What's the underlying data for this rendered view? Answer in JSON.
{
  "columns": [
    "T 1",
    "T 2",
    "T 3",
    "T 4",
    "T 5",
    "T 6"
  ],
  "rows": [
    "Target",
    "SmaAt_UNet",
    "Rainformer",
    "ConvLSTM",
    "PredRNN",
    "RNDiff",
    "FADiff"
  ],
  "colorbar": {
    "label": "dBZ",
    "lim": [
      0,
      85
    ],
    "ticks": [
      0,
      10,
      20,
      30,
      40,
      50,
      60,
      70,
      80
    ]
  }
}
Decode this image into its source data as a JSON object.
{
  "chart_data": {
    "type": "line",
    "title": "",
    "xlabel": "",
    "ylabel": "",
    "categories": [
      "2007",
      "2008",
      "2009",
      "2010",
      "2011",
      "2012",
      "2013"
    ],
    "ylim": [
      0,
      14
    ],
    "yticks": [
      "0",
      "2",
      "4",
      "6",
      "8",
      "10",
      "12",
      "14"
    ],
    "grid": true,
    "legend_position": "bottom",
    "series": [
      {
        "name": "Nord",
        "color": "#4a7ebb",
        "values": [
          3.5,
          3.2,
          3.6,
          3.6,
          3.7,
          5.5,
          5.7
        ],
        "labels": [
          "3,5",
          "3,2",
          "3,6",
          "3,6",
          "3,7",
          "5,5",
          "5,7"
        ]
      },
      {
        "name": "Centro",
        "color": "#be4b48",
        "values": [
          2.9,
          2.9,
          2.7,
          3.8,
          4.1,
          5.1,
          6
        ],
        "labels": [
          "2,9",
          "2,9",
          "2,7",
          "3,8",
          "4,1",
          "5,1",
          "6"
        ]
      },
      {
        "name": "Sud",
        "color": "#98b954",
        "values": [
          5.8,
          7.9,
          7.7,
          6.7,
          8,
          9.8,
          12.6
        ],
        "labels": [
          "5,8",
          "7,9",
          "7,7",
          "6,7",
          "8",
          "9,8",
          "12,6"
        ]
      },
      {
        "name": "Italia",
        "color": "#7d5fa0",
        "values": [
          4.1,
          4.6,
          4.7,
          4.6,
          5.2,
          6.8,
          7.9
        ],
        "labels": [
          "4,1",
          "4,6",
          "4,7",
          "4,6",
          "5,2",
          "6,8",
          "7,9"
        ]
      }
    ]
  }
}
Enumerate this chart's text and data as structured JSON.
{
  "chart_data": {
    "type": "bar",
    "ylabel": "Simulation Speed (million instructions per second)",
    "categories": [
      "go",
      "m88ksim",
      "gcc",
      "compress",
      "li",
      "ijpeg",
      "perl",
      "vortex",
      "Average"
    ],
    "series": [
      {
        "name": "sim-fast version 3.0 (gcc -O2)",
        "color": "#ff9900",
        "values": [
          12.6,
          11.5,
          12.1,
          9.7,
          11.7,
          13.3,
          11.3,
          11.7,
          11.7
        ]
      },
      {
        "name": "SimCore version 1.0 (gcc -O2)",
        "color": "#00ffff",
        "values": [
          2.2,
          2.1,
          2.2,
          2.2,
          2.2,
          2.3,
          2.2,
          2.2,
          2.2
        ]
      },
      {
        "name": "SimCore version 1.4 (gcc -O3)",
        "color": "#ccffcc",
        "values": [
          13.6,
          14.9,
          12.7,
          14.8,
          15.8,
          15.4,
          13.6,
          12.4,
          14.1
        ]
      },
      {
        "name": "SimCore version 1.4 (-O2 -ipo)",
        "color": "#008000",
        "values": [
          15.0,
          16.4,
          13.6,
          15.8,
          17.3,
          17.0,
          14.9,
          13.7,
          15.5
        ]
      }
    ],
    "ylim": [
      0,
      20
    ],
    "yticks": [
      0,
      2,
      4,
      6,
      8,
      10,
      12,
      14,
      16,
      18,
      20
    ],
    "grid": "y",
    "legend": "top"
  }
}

=== Requirements ===
Exactly reproduce the lines beginning with the one that contains "Enumerate this chart's" and ending with the last line of the material, both included. Leave out everything else.

=== The result ===
Enumerate this chart's text and data as structured JSON.
{
  "chart_data": {
    "type": "bar",
    "ylabel": "Simulation Speed (million instructions per second)",
    "categories": [
      "go",
      "m88ksim",
      "gcc",
      "compress",
      "li",
      "ijpeg",
      "perl",
      "vortex",
      "Average"
    ],
    "series": [
      {
        "name": "sim-fast version 3.0 (gcc -O2)",
        "color": "#ff9900",
        "values": [
          12.6,
          11.5,
          12.1,
          9.7,
          11.7,
          13.3,
          11.3,
          11.7,
          11.7
        ]
      },
      {
        "name": "SimCore version 1.0 (gcc -O2)",
        "color": "#00ffff",
        "values": [
          2.2,
          2.1,
          2.2,
          2.2,
          2.2,
          2.3,
          2.2,
          2.2,
          2.2
        ]
      },
      {
        "name": "SimCore version 1.4 (gcc -O3)",
        "color": "#ccffcc",
        "values": [
          13.6,
          14.9,
          12.7,
          14.8,
          15.8,
          15.4,
          13.6,
          12.4,
          14.1
        ]
      },
      {
        "name": "SimCore version 1.4 (-O2 -ipo)",
        "color": "#008000",
        "values": [
          15.0,
          16.4,
          13.6,
          15.8,
          17.3,
          17.0,
          14.9,
          13.7,
          15.5
        ]
      }
    ],
    "ylim": [
      0,
      20
    ],
    "yticks": [
      0,
      2,
      4,
      6,
      8,
      10,
      12,
      14,
      16,
      18,
      20
    ],
    "grid": "y",
    "legend": "top"
  }
}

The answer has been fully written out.